Data rows:
>> begin

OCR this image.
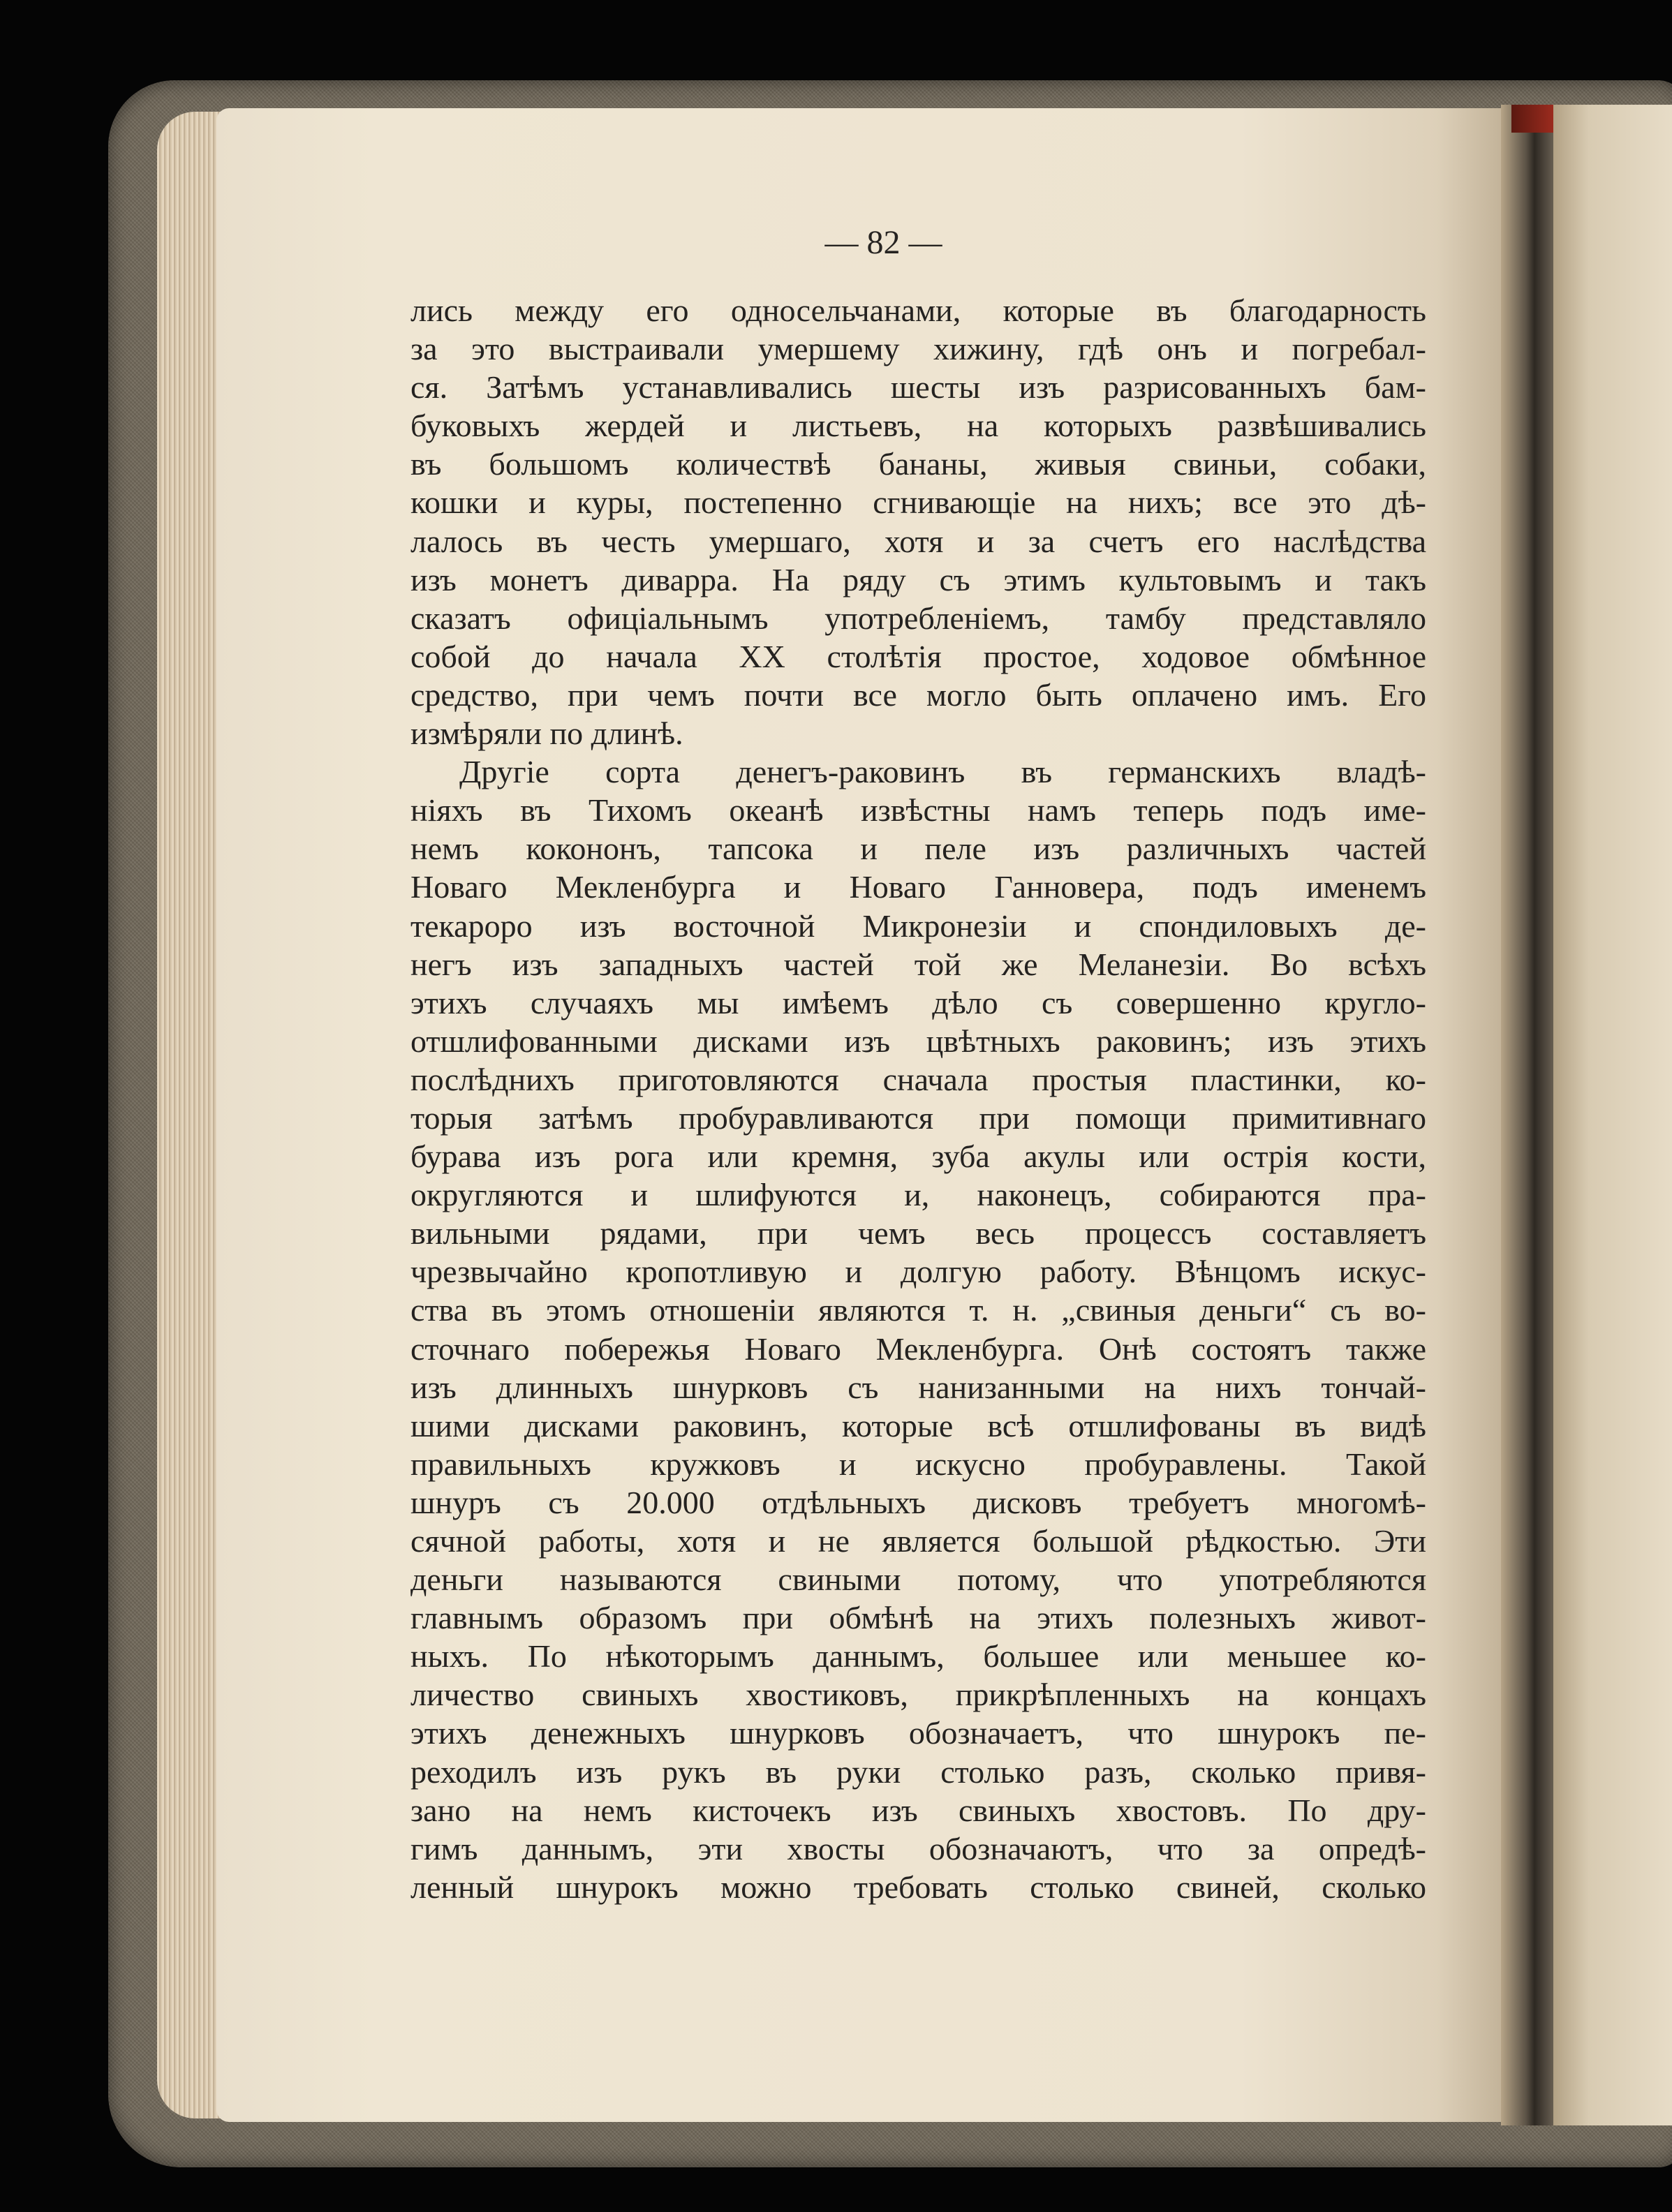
— 82 —
лись между его односельчанами, которые въ благодарность
за это выстраивали умершему хижину, гдѣ онъ и погребал-
ся. Затѣмъ устанавливались шесты изъ разрисованныхъ бам-
буковыхъ жердей и листьевъ, на которыхъ развѣшивались
въ большомъ количествѣ бананы, живыя свиньи, собаки,
кошки и куры, постепенно сгнивающіе на нихъ; все это дѣ-
лалось въ честь умершаго, хотя и за счетъ его наслѣдства
изъ монетъ диварра. На ряду съ этимъ культовымъ и такъ
сказатъ офиціальнымъ употребленіемъ, тамбу представляло
собой до начала XX столѣтія простое, ходовое обмѣнное
средство, при чемъ почти все могло быть оплачено имъ. Его
измѣряли по длинѣ.
Другіе сорта денегъ-раковинъ въ германскихъ владѣ-
ніяхъ въ Тихомъ океанѣ извѣстны намъ теперь подъ име-
немъ кокононъ, тапсока и пеле изъ различныхъ частей
Новаго Мекленбурга и Новаго Ганновера, подъ именемъ
текароро изъ восточной Микронезіи и спондиловыхъ де-
негъ изъ западныхъ частей той же Меланезіи. Во всѣхъ
этихъ случаяхъ мы имѣемъ дѣло съ совершенно кругло-
отшлифованными дисками изъ цвѣтныхъ раковинъ; изъ этихъ
послѣднихъ приготовляются сначала простыя пластинки, ко-
торыя затѣмъ пробуравливаются при помощи примитивнаго
бурава изъ рога или кремня, зуба акулы или острія кости,
округляются и шлифуются и, наконецъ, собираются пра-
вильными рядами, при чемъ весь процессъ составляетъ
чрезвычайно кропотливую и долгую работу. Вѣнцомъ искус-
ства въ этомъ отношеніи являются т. н. „свиныя деньги“ съ во-
сточнаго побережья Новаго Мекленбурга. Онѣ состоятъ также
изъ длинныхъ шнурковъ съ нанизанными на нихъ тончай-
шими дисками раковинъ, которые всѣ отшлифованы въ видѣ
правильныхъ кружковъ и искусно пробуравлены. Такой
шнуръ съ 20.000 отдѣльныхъ дисковъ требуетъ многомѣ-
сячной работы, хотя и не является большой рѣдкостью. Эти
деньги называются свиными потому, что употребляются
главнымъ образомъ при обмѣнѣ на этихъ полезныхъ живот-
ныхъ. По нѣкоторымъ даннымъ, большее или меньшее ко-
личество свиныхъ хвостиковъ, прикрѣпленныхъ на концахъ
этихъ денежныхъ шнурковъ обозначаетъ, что шнурокъ пе-
реходилъ изъ рукъ въ руки столько разъ, сколько привя-
зано на немъ кисточекъ изъ свиныхъ хвостовъ. По дру-
гимъ даннымъ, эти хвосты обозначаютъ, что за опредѣ-
ленный шнурокъ можно требовать столько свиней, сколько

>> end

Exercise task: Reproduce every line from the entries that holds the word "частей".

Exercise result:
немъ кокононъ, тапсока и пеле изъ различныхъ частей
негъ изъ западныхъ частей той же Меланезіи. Во всѣхъ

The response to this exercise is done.